Exercise objective – Show all lines holding the string "energy".
# start of Information supplied
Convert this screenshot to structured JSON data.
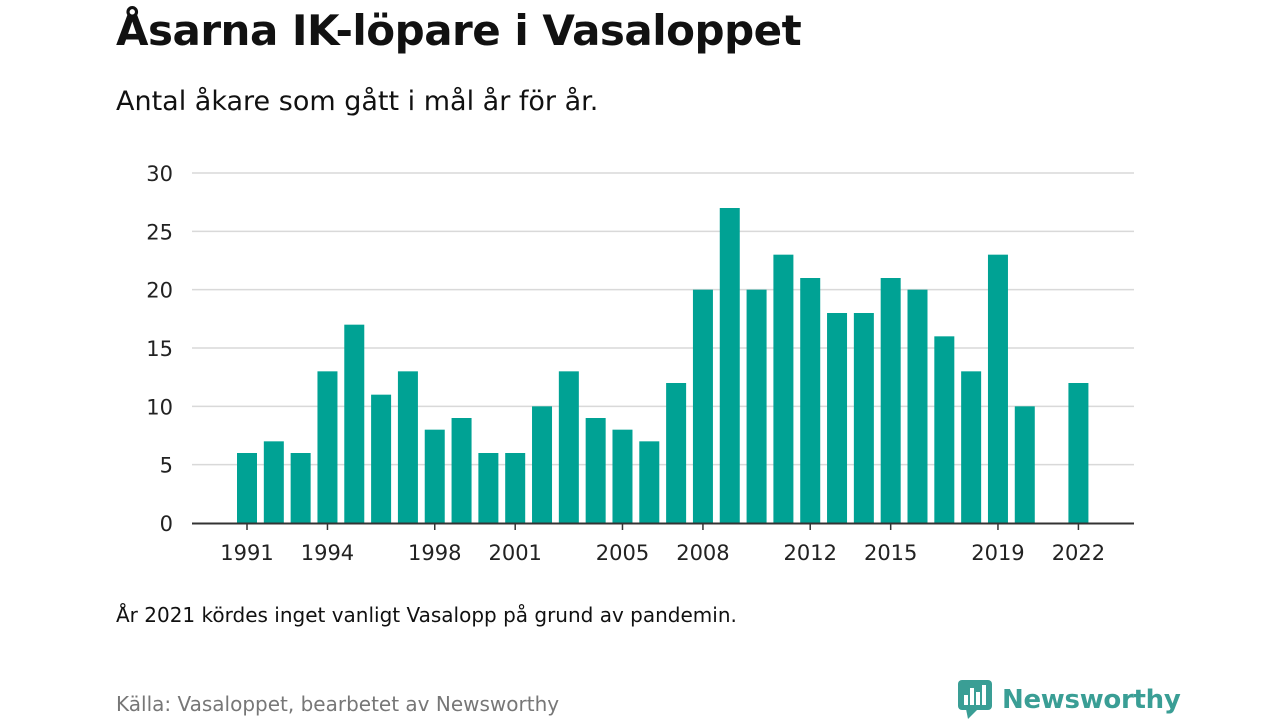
{
  "title": "Åsarna IK-löpare i Vasaloppet",
  "subtitle": "Antal åkare som gått i mål år för år.",
  "note": "År 2021 kördes inget vanligt Vasalopp på grund av pandemin.",
  "source": "Källa: Vasaloppet, bearbetet av Newsworthy",
  "logo": {
    "text": "Newsworthy",
    "icon": "bar-chart-speech-bubble-icon",
    "color": "#3a9e95"
  },
  "colors": {
    "bar": "#00a294",
    "grid": "#d9d9d9",
    "axis": "#333333"
  },
  "chart_data": {
    "type": "bar",
    "categories": [
      1991,
      1992,
      1993,
      1994,
      1995,
      1996,
      1997,
      1998,
      1999,
      2000,
      2001,
      2002,
      2003,
      2004,
      2005,
      2006,
      2007,
      2008,
      2009,
      2010,
      2011,
      2012,
      2013,
      2014,
      2015,
      2016,
      2017,
      2018,
      2019,
      2020,
      2021,
      2022
    ],
    "values": [
      6,
      7,
      6,
      13,
      17,
      11,
      13,
      8,
      9,
      6,
      6,
      10,
      13,
      9,
      8,
      7,
      12,
      20,
      27,
      20,
      23,
      21,
      18,
      18,
      21,
      20,
      16,
      13,
      23,
      10,
      null,
      12
    ],
    "x_tick_labels": [
      "1991",
      "1994",
      "1998",
      "2001",
      "2005",
      "2008",
      "2012",
      "2015",
      "2019",
      "2022"
    ],
    "y_ticks": [
      "0",
      "5",
      "10",
      "15",
      "20",
      "25",
      "30"
    ],
    "ylim": [
      0,
      30
    ],
    "grid": true
  }
}
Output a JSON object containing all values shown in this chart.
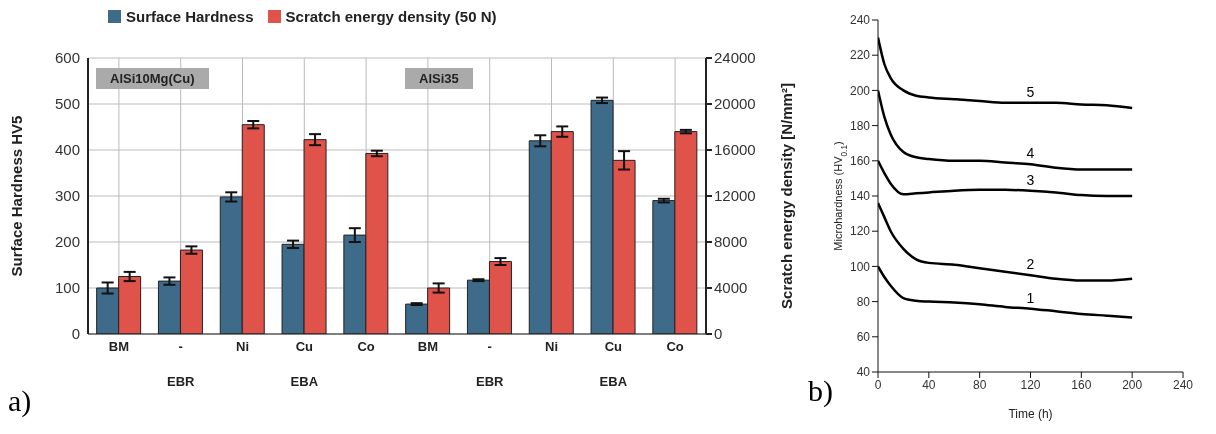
{
  "chart_data": [
    {
      "type": "bar",
      "categories": [
        "BM",
        "-",
        "Ni",
        "Cu",
        "Co",
        "BM",
        "-",
        "Ni",
        "Cu",
        "Co"
      ],
      "ylabel": "Surface Hardness HV5",
      "y2label": "Scratch energy density [N/mm²]",
      "ylim": [
        0,
        600
      ],
      "yticks": [
        0,
        100,
        200,
        300,
        400,
        500,
        600
      ],
      "y2lim": [
        0,
        24000
      ],
      "y2ticks": [
        0,
        4000,
        8000,
        12000,
        16000,
        20000,
        24000
      ],
      "grid": true,
      "legend": "top",
      "series": [
        {
          "name": "Surface Hardness",
          "color": "#3e6b8a",
          "values": [
            100,
            115,
            298,
            195,
            215,
            65,
            117,
            420,
            508,
            290
          ],
          "errors": [
            12,
            8,
            10,
            8,
            15,
            2,
            2,
            12,
            6,
            4
          ]
        },
        {
          "name": "Scratch energy density (50 N)",
          "color": "#e0534a",
          "axis": "y2",
          "values": [
            5000,
            7300,
            18200,
            16900,
            15700,
            4000,
            6300,
            17600,
            15100,
            17600
          ],
          "errors": [
            400,
            320,
            320,
            480,
            240,
            400,
            300,
            450,
            800,
            150
          ]
        }
      ],
      "annotations": [
        "AlSi10Mg(Cu)",
        "AlSi35",
        "EBR",
        "EBA",
        "EBR",
        "EBA",
        "a)"
      ]
    },
    {
      "type": "line",
      "xlabel": "Time (h)",
      "ylabel": "Microhardness (HV$_{0.1}$)",
      "xlim": [
        0,
        240
      ],
      "xticks": [
        0,
        40,
        80,
        120,
        160,
        200,
        240
      ],
      "ylim": [
        40,
        240
      ],
      "yticks": [
        40,
        60,
        80,
        100,
        120,
        140,
        160,
        180,
        200,
        220,
        240
      ],
      "marker": "none",
      "line_style": "solid",
      "legend": false,
      "x": [
        0,
        5,
        10,
        20,
        30,
        40,
        60,
        80,
        100,
        120,
        140,
        160,
        180,
        200
      ],
      "series": [
        {
          "name": "1",
          "color": "#000000",
          "values": [
            100,
            94,
            89,
            82,
            80.5,
            80,
            79.5,
            78.5,
            77,
            76,
            74.5,
            73,
            72,
            71
          ]
        },
        {
          "name": "2",
          "color": "#000000",
          "values": [
            136,
            128,
            120,
            110,
            104,
            102,
            101,
            99,
            97,
            95,
            93,
            92,
            92,
            93
          ]
        },
        {
          "name": "3",
          "color": "#000000",
          "values": [
            160,
            153,
            147,
            141,
            141.5,
            142,
            143,
            143.5,
            143.5,
            143,
            142,
            140.5,
            140,
            140
          ]
        },
        {
          "name": "4",
          "color": "#000000",
          "values": [
            200,
            185,
            175,
            165,
            162,
            161,
            160,
            160,
            159,
            158,
            156,
            155,
            155,
            155
          ]
        },
        {
          "name": "5",
          "color": "#000000",
          "values": [
            230,
            215,
            207,
            200,
            197,
            196,
            195,
            194,
            193,
            193,
            193,
            192,
            191.5,
            190
          ]
        }
      ],
      "annotations": [
        "b)"
      ]
    }
  ]
}
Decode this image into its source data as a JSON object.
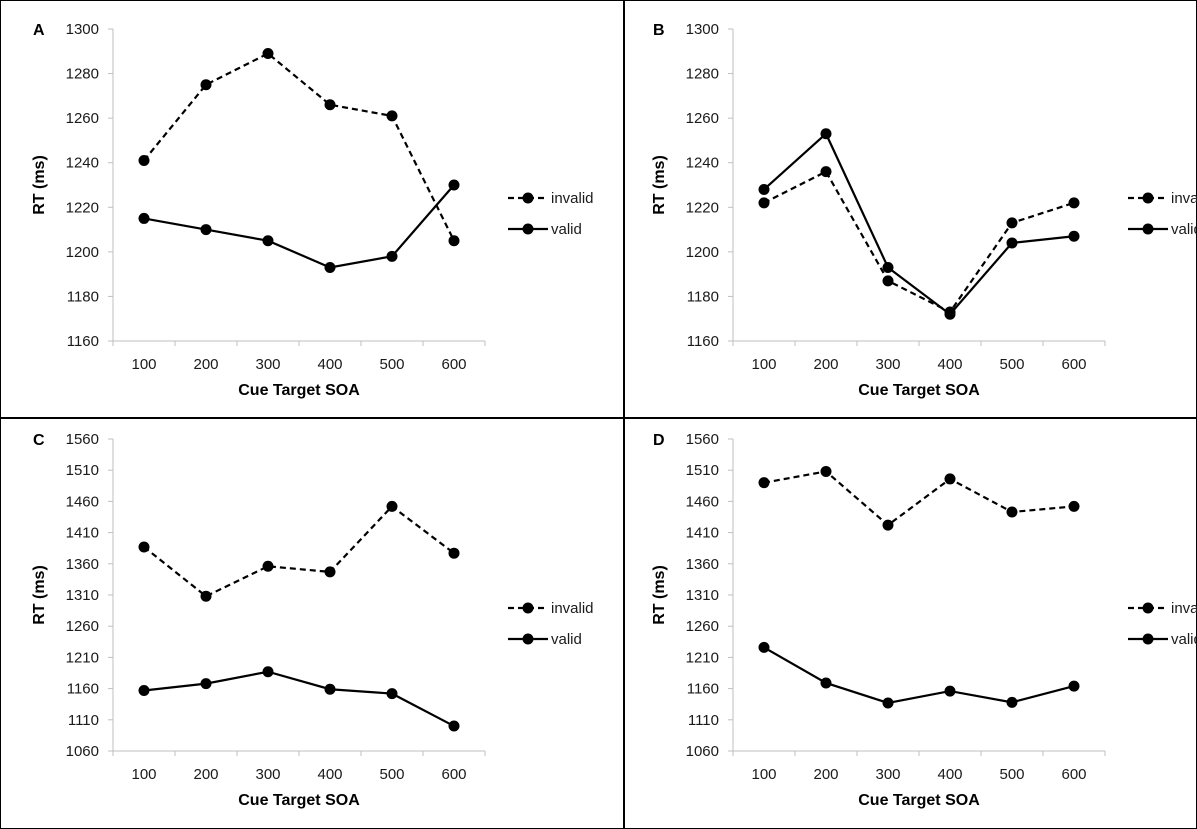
{
  "chart_data": [
    {
      "panel": "A",
      "type": "line",
      "x": [
        100,
        200,
        300,
        400,
        500,
        600
      ],
      "xlabel": "Cue Target SOA",
      "ylabel": "RT (ms)",
      "ylim": [
        1160,
        1300
      ],
      "yticks": [
        1160,
        1180,
        1200,
        1220,
        1240,
        1260,
        1280,
        1300
      ],
      "legend_position": "right",
      "series": [
        {
          "name": "invalid",
          "style": "dashed",
          "values": [
            1241,
            1275,
            1289,
            1266,
            1261,
            1205
          ]
        },
        {
          "name": "valid",
          "style": "solid",
          "values": [
            1215,
            1210,
            1205,
            1193,
            1198,
            1230
          ]
        }
      ]
    },
    {
      "panel": "B",
      "type": "line",
      "x": [
        100,
        200,
        300,
        400,
        500,
        600
      ],
      "xlabel": "Cue Target SOA",
      "ylabel": "RT (ms)",
      "ylim": [
        1160,
        1300
      ],
      "yticks": [
        1160,
        1180,
        1200,
        1220,
        1240,
        1260,
        1280,
        1300
      ],
      "legend_position": "right",
      "series": [
        {
          "name": "invalid",
          "style": "dashed",
          "values": [
            1222,
            1236,
            1187,
            1173,
            1213,
            1222
          ]
        },
        {
          "name": "valid",
          "style": "solid",
          "values": [
            1228,
            1253,
            1193,
            1172,
            1204,
            1207
          ]
        }
      ]
    },
    {
      "panel": "C",
      "type": "line",
      "x": [
        100,
        200,
        300,
        400,
        500,
        600
      ],
      "xlabel": "Cue Target SOA",
      "ylabel": "RT (ms)",
      "ylim": [
        1060,
        1560
      ],
      "yticks": [
        1060,
        1110,
        1160,
        1210,
        1260,
        1310,
        1360,
        1410,
        1460,
        1510,
        1560
      ],
      "legend_position": "right",
      "series": [
        {
          "name": "invalid",
          "style": "dashed",
          "values": [
            1387,
            1308,
            1356,
            1347,
            1452,
            1377
          ]
        },
        {
          "name": "valid",
          "style": "solid",
          "values": [
            1157,
            1168,
            1187,
            1159,
            1152,
            1100
          ]
        }
      ]
    },
    {
      "panel": "D",
      "type": "line",
      "x": [
        100,
        200,
        300,
        400,
        500,
        600
      ],
      "xlabel": "Cue Target SOA",
      "ylabel": "RT (ms)",
      "ylim": [
        1060,
        1560
      ],
      "yticks": [
        1060,
        1110,
        1160,
        1210,
        1260,
        1310,
        1360,
        1410,
        1460,
        1510,
        1560
      ],
      "legend_position": "right",
      "series": [
        {
          "name": "invalid",
          "style": "dashed",
          "values": [
            1490,
            1508,
            1422,
            1496,
            1443,
            1452
          ]
        },
        {
          "name": "valid",
          "style": "solid",
          "values": [
            1226,
            1169,
            1137,
            1156,
            1138,
            1164
          ]
        }
      ]
    }
  ],
  "colors": {
    "line": "#000000",
    "border": "#000000",
    "axis": "#bfbfbf"
  }
}
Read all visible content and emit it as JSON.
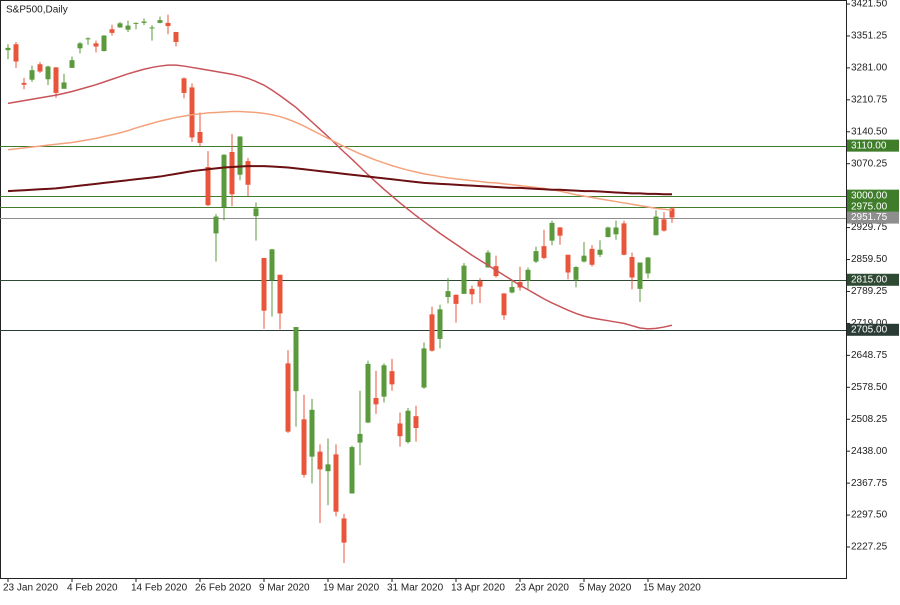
{
  "chart_data": {
    "type": "candlestick",
    "title": "S&P500,Daily",
    "categories": [
      "23 Jan 2020",
      null,
      null,
      null,
      null,
      null,
      null,
      null,
      "4 Feb 2020",
      null,
      null,
      null,
      null,
      null,
      null,
      null,
      "14 Feb 2020",
      null,
      null,
      null,
      null,
      null,
      null,
      null,
      "26 Feb 2020",
      null,
      null,
      null,
      null,
      null,
      null,
      null,
      "9 Mar 2020",
      null,
      null,
      null,
      null,
      null,
      null,
      null,
      "19 Mar 2020",
      null,
      null,
      null,
      null,
      null,
      null,
      null,
      "31 Mar 2020",
      null,
      null,
      null,
      null,
      null,
      null,
      null,
      "13 Apr 2020",
      null,
      null,
      null,
      null,
      null,
      null,
      null,
      "23 Apr 2020",
      null,
      null,
      null,
      null,
      null,
      null,
      null,
      "5 May 2020",
      null,
      null,
      null,
      null,
      null,
      null,
      null,
      "15 May 2020",
      null,
      null,
      null
    ],
    "open": [
      3320,
      3333,
      3248,
      3255,
      3289,
      3256,
      3282,
      3235,
      3281,
      3324,
      3344,
      3335,
      3318,
      3366,
      3370,
      3365,
      3378,
      3380,
      3369,
      3380,
      3380,
      3360,
      3258,
      3238,
      3140,
      3063,
      2917,
      2975,
      3096,
      3046,
      3076,
      2955,
      2863,
      2814,
      2826,
      2631,
      2570,
      2508,
      2426,
      2437,
      2394,
      2431,
      2290,
      2345,
      2457,
      2501,
      2555,
      2558,
      2614,
      2499,
      2458,
      2515,
      2578,
      2739,
      2685,
      2777,
      2782,
      2784,
      2795,
      2812,
      2842,
      2845,
      2785,
      2787,
      2810,
      2813,
      2855,
      2889,
      2901,
      2930,
      2870,
      2815,
      2855,
      2883,
      2870,
      2909,
      2915,
      2939,
      2865,
      2795,
      2829,
      2913,
      2948,
      2972
    ],
    "high": [
      3333,
      3338,
      3259,
      3286,
      3294,
      3286,
      3283,
      3268,
      3306,
      3338,
      3348,
      3341,
      3353,
      3376,
      3382,
      3385,
      3381,
      3390,
      3375,
      3394,
      3398,
      3360,
      3260,
      3247,
      3183,
      3098,
      2960,
      3091,
      3136,
      3131,
      3083,
      2985,
      2863,
      2883,
      2826,
      2660,
      2711,
      2562,
      2553,
      2453,
      2466,
      2453,
      2300,
      2450,
      2571,
      2637,
      2615,
      2631,
      2641,
      2523,
      2533,
      2538,
      2677,
      2756,
      2760,
      2819,
      2783,
      2852,
      2802,
      2819,
      2880,
      2868,
      2785,
      2816,
      2844,
      2842,
      2888,
      2925,
      2945,
      2931,
      2870,
      2845,
      2898,
      2891,
      2902,
      2932,
      2945,
      2945,
      2875,
      2853,
      2865,
      2968,
      2964,
      2976
    ],
    "low": [
      3300,
      3281,
      3234,
      3250,
      3270,
      3243,
      3215,
      3235,
      3281,
      3313,
      3332,
      3315,
      3317,
      3352,
      3369,
      3360,
      3366,
      3375,
      3341,
      3379,
      3355,
      3328,
      3214,
      3118,
      3108,
      2977,
      2855,
      2946,
      2977,
      3034,
      2999,
      2901,
      2707,
      2734,
      2706,
      2478,
      2492,
      2380,
      2367,
      2280,
      2319,
      2295,
      2192,
      2345,
      2407,
      2500,
      2520,
      2545,
      2571,
      2448,
      2455,
      2459,
      2575,
      2657,
      2664,
      2763,
      2721,
      2784,
      2761,
      2764,
      2842,
      2820,
      2727,
      2785,
      2791,
      2795,
      2852,
      2860,
      2891,
      2892,
      2816,
      2798,
      2853,
      2844,
      2865,
      2908,
      2903,
      2869,
      2794,
      2766,
      2818,
      2913,
      2921,
      2940
    ],
    "close": [
      3325,
      3295,
      3244,
      3276,
      3273,
      3284,
      3226,
      3249,
      3298,
      3335,
      3346,
      3328,
      3352,
      3358,
      3379,
      3374,
      3380,
      3383,
      3370,
      3386,
      3373,
      3338,
      3226,
      3128,
      3116,
      2979,
      2954,
      3090,
      3003,
      3130,
      3024,
      2972,
      2747,
      2882,
      2741,
      2481,
      2711,
      2386,
      2529,
      2398,
      2409,
      2305,
      2237,
      2447,
      2476,
      2630,
      2541,
      2627,
      2585,
      2471,
      2527,
      2489,
      2664,
      2659,
      2750,
      2790,
      2762,
      2846,
      2783,
      2800,
      2875,
      2823,
      2737,
      2799,
      2798,
      2837,
      2878,
      2863,
      2940,
      2912,
      2831,
      2843,
      2868,
      2848,
      2881,
      2930,
      2930,
      2870,
      2820,
      2853,
      2864,
      2954,
      2923,
      2952
    ],
    "up_color": "#5b9a3c",
    "down_color": "#e8553a",
    "moving_averages": [
      {
        "color": "#c8545a",
        "values": [
          3203,
          3206,
          3209,
          3212,
          3215,
          3218,
          3221,
          3225,
          3229,
          3234,
          3239,
          3244,
          3250,
          3256,
          3262,
          3268,
          3273,
          3278,
          3282,
          3285,
          3287,
          3287,
          3285,
          3282,
          3279,
          3276,
          3273,
          3270,
          3267,
          3263,
          3258,
          3251,
          3243,
          3232,
          3220,
          3207,
          3194,
          3178,
          3162,
          3146,
          3130,
          3113,
          3096,
          3080,
          3063,
          3046,
          3030,
          3014,
          2999,
          2984,
          2970,
          2956,
          2943,
          2930,
          2917,
          2905,
          2893,
          2881,
          2869,
          2858,
          2847,
          2836,
          2825,
          2814,
          2803,
          2793,
          2783,
          2773,
          2764,
          2756,
          2748,
          2741,
          2735,
          2731,
          2728,
          2725,
          2722,
          2719,
          2714,
          2709,
          2707,
          2708,
          2711,
          2715
        ]
      },
      {
        "color": "#f4a27c",
        "values": [
          3101,
          3103,
          3105,
          3107,
          3109,
          3111,
          3113,
          3115,
          3117,
          3120,
          3123,
          3126,
          3130,
          3134,
          3138,
          3143,
          3149,
          3154,
          3159,
          3164,
          3168,
          3172,
          3175,
          3178,
          3180,
          3182,
          3183,
          3184,
          3185,
          3185,
          3184,
          3183,
          3181,
          3178,
          3174,
          3168,
          3161,
          3153,
          3144,
          3135,
          3126,
          3117,
          3108,
          3100,
          3092,
          3085,
          3078,
          3072,
          3066,
          3061,
          3056,
          3052,
          3048,
          3045,
          3042,
          3039,
          3037,
          3035,
          3033,
          3031,
          3029,
          3028,
          3026,
          3024,
          3022,
          3020,
          3018,
          3016,
          3013,
          3010,
          3006,
          3002,
          2999,
          2996,
          2993,
          2990,
          2987,
          2984,
          2981,
          2978,
          2975,
          2972,
          2970,
          2968
        ]
      },
      {
        "color": "#6b0f12",
        "values": [
          3010,
          3011,
          3012,
          3013,
          3014,
          3015,
          3016,
          3018,
          3020,
          3022,
          3024,
          3026,
          3028,
          3030,
          3032,
          3034,
          3036,
          3038,
          3040,
          3042,
          3045,
          3048,
          3051,
          3054,
          3056,
          3058,
          3060,
          3062,
          3063,
          3064,
          3065,
          3065,
          3065,
          3064,
          3063,
          3062,
          3060,
          3058,
          3056,
          3054,
          3052,
          3050,
          3048,
          3046,
          3044,
          3042,
          3040,
          3038,
          3036,
          3034,
          3032,
          3030,
          3028,
          3027,
          3026,
          3025,
          3024,
          3023,
          3022,
          3021,
          3020,
          3019,
          3018,
          3017,
          3017,
          3016,
          3015,
          3014,
          3013,
          3013,
          3012,
          3011,
          3010,
          3010,
          3009,
          3008,
          3007,
          3006,
          3005,
          3005,
          3004,
          3004,
          3003,
          3003
        ]
      }
    ],
    "levels": [
      {
        "value": 3110,
        "label": "3110.00",
        "color": "#3f7d2b"
      },
      {
        "value": 3000,
        "label": "3000.00",
        "color": "#3f7d2b"
      },
      {
        "value": 2975,
        "label": "2975.00",
        "color": "#3f7d2b"
      },
      {
        "value": 2951.75,
        "label": "2951.75",
        "color": "#8e8e8e"
      },
      {
        "value": 2815,
        "label": "2815.00",
        "color": "#2f4a33"
      },
      {
        "value": 2705,
        "label": "2705.00",
        "color": "#2a3b36"
      }
    ],
    "ylim": [
      2159.1,
      3430.3
    ],
    "yticks": [
      {
        "value": 3421.5,
        "label": "3421.50"
      },
      3351.25,
      {
        "value": 3281,
        "label": "3281.00"
      },
      3210.75,
      {
        "value": 3140.5,
        "label": "3140.50"
      },
      3070.25,
      2929.75,
      {
        "value": 2859.5,
        "label": "2859.50"
      },
      2789.25,
      {
        "value": 2719,
        "label": "2719.00"
      },
      2648.75,
      {
        "value": 2578.5,
        "label": "2578.50"
      },
      2508.25,
      {
        "value": 2438,
        "label": "2438.00"
      },
      2367.75,
      {
        "value": 2297.5,
        "label": "2297.50"
      },
      2227.25
    ]
  }
}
# end of Information supplied
Answer to this problem –
      "y2label": "Scratch energy density [N/mm²]",
          "name": "Scratch energy density (50 N)",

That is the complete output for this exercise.